# Sizzling sound while smoking????



## SilverFox (Feb 19, 2008)

Ok this is a first for me.

I am sitting by the fire smoking a Boli Simone Canada RE and everytime I draw on it it makes sizzling sounds. Now it is quiet here but I have smoked in quiet places before and never heard this.

It tastes great and the draw and burn are perfect. It has been at 65% RH for 6 months.

What the hell is sizzling in there?


----------



## DSturg369 (Apr 6, 2008)

Probably a stem with a little excess moisture.


----------



## lenguamor (Nov 23, 2006)

Beetle larvae.

They're nearly all fat; think of the way bacon sizzles in the pan...same thing, kinda.































:r :r :r j/k. I don't know. :chk


----------



## cle_smoker (Jul 10, 2008)

lenguamor said:


> Beetle larvae.
> 
> They're nearly all fat; think of the way bacon sizzles in the pan...same thing, kinda.


I think I just threw up a little in my mouth. u

:r


----------



## Av8tor152d (May 11, 2008)

Shawn did you remeber to shut off the torch before putting it back in your pocket ? Sure its the cigar sizzling ?


----------



## Volt (Jan 6, 2008)

lenguamor said:


> Beetle larvae.
> 
> They're nearly all fat; think of the way bacon sizzles in the pan...same thing, kinda.

DATA SEGMENT

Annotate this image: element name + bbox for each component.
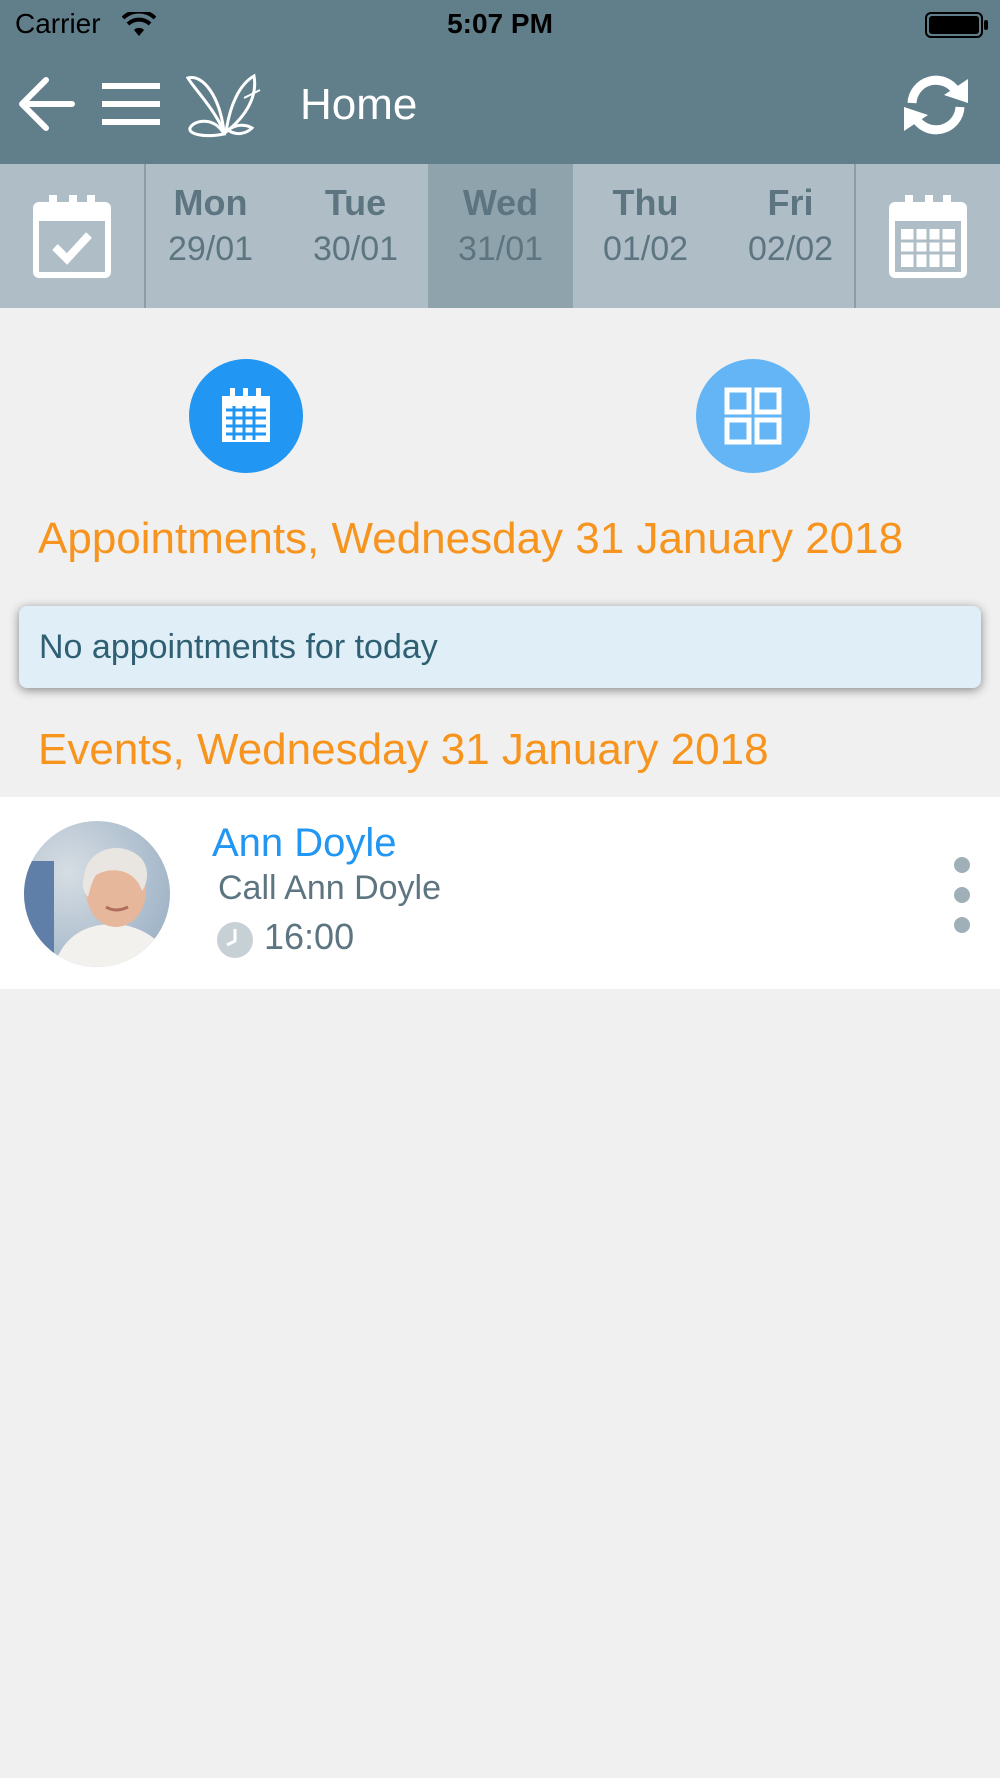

SET TASKS
a) In the thread about the sizzling cigar, answer each question on its own line:
(i) At what humidity had SilverFox's cigar been stored, and for how long?
(ii) What does DSturg369 give as the probable cause of the sound?
(iii) What does Av8tor152d ask whether Shawn remembered to do?
b) Can you extend the forum thread about the sizzling cigar past its final post?

RESULTS BY TASK
a)
(i) At 65% RH for 6 months.
(ii) A stem with a little excess moisture.
(iii) Shut off the torch before putting it back in the pocket.

b)
> 
> :r :r :r j/k. I don't know. :chk


:tpd:

Mmmmm just think nice roasted white larvae all smoked up! I gotta try one some day...

In the WAY far future.


----------



## mugen910 (May 14, 2008)

u


It just a bit to moist either in the cigar or where you're lipping it...try not drooling so much when you smoke those things. :dr :r


----------



## King Leonidas (Apr 12, 2008)

Volt said:


> :tpd:
> 
> Mmmmm just think nice roasted white larvae all smoked up! I gotta try one some day...
> 
> In the WAY far future.


 In all seriousness i had the same question for the jungle about a month ago & everybody said the were bettle larvae.The smoke i was burning sizzled & mine also was popping every now & then kind of like the seeds do in the other recreational smoke. Other than that it was great.Hope this helps:w


----------



## ucubed (May 15, 2008)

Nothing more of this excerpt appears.